> [PROBLEM REQUIREMENTS] Find the lines with "faible" in them and copy them out.

[Items from a figure collection]

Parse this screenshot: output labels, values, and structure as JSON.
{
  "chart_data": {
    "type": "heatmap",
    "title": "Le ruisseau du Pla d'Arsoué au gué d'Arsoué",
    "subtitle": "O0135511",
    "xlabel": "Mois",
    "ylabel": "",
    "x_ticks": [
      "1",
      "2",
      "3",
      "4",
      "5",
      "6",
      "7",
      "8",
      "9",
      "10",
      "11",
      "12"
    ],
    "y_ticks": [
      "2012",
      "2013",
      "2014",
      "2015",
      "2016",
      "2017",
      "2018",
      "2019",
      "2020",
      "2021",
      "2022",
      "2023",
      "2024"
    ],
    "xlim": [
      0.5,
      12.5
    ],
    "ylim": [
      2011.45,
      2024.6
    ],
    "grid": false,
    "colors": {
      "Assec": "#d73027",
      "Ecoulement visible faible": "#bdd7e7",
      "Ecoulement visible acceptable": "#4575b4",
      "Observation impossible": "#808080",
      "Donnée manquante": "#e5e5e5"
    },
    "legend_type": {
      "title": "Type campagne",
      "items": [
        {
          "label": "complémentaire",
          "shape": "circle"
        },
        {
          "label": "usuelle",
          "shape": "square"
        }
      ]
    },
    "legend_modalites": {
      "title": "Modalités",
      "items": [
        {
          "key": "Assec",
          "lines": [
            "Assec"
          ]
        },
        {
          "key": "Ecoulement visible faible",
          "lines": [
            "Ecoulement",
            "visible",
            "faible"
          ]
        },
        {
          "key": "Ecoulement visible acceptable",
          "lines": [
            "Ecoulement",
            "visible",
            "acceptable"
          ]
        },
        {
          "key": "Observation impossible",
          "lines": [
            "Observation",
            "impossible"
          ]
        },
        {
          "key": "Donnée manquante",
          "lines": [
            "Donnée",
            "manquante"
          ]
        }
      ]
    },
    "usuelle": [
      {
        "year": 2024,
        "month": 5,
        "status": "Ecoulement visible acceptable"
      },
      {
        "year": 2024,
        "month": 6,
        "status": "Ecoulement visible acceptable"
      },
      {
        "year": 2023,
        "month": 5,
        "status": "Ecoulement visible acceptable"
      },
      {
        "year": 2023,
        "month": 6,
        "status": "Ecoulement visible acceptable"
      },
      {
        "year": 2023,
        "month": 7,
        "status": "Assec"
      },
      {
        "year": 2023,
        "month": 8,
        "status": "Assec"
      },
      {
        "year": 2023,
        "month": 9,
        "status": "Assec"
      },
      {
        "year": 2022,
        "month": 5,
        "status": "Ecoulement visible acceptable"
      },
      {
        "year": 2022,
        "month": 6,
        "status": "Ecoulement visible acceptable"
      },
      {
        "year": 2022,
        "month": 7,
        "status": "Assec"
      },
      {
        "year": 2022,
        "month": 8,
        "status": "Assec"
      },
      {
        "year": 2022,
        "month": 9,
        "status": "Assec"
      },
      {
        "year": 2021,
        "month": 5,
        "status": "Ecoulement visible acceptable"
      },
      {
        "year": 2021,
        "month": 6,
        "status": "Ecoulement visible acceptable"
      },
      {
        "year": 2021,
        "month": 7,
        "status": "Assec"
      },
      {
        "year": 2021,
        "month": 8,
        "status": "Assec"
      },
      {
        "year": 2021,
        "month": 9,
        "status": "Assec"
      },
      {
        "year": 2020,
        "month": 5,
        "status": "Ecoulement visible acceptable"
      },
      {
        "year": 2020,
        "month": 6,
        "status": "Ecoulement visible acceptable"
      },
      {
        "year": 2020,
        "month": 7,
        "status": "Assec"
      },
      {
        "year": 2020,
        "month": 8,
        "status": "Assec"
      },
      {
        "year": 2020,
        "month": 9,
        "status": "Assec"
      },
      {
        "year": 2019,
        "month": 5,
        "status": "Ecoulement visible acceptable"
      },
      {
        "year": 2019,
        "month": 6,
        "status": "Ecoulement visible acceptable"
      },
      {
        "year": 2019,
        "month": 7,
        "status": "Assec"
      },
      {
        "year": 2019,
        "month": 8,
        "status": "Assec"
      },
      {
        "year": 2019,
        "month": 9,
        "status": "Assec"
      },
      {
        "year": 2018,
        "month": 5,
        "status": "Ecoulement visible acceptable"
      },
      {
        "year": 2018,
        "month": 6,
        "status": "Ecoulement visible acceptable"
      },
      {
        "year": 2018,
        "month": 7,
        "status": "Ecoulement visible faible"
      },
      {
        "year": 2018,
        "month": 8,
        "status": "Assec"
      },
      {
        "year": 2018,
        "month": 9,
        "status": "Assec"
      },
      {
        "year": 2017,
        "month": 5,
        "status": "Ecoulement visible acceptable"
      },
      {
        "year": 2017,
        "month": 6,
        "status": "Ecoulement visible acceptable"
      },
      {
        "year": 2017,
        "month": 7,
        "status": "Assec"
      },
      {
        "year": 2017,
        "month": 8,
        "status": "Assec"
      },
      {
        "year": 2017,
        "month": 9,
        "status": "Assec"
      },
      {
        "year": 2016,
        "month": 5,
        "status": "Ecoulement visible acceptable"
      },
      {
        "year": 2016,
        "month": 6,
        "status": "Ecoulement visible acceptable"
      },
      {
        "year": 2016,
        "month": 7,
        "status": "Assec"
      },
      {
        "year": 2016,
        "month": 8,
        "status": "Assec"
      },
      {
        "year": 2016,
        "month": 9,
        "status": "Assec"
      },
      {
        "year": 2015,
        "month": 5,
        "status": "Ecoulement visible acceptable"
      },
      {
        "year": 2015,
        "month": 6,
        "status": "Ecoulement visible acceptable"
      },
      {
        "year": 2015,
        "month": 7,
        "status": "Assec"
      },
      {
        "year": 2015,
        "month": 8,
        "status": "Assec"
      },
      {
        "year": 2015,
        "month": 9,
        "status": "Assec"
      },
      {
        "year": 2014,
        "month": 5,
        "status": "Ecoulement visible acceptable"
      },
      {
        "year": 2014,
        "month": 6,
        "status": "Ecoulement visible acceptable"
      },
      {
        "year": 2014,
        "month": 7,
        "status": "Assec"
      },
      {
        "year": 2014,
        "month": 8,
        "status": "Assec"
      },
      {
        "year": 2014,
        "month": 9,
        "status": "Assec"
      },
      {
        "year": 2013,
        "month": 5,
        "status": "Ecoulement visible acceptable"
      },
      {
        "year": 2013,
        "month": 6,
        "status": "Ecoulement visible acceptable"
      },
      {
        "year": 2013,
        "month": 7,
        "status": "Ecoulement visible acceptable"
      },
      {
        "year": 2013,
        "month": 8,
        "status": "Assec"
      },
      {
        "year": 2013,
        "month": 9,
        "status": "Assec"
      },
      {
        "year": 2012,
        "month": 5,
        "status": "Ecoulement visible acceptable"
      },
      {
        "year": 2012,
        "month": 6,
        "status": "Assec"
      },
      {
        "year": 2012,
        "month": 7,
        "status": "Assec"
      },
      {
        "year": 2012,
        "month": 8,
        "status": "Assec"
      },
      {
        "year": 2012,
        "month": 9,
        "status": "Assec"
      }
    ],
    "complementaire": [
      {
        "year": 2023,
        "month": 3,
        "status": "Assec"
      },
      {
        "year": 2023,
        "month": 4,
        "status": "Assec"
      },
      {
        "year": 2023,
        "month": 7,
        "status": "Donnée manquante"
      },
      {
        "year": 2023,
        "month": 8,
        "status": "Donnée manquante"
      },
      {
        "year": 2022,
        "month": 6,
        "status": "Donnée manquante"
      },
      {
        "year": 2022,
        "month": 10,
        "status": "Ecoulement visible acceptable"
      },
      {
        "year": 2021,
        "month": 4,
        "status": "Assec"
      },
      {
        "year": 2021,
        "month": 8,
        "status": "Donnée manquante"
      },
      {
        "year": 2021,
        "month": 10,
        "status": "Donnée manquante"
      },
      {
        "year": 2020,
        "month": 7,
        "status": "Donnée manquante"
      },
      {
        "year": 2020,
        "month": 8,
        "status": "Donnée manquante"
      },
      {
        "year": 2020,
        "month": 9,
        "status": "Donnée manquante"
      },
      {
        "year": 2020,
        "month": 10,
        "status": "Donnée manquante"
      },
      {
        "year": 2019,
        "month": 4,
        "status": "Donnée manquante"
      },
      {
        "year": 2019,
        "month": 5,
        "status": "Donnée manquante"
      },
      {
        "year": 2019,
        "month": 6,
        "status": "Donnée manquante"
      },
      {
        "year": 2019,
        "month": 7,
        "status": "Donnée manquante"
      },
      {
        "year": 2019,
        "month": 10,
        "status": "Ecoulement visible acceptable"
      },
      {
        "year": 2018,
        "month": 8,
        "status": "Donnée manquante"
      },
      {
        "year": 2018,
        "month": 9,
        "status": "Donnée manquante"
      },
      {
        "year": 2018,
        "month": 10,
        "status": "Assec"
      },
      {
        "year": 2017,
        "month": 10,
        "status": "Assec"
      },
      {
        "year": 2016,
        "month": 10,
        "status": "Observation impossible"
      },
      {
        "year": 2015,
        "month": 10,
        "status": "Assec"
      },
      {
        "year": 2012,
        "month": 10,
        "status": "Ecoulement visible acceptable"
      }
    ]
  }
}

> [WRITTEN RESPONSE]
      "Ecoulement visible faible": "#bdd7e7",
          "key": "Ecoulement visible faible",
            "faible"
        "status": "Ecoulement visible faible"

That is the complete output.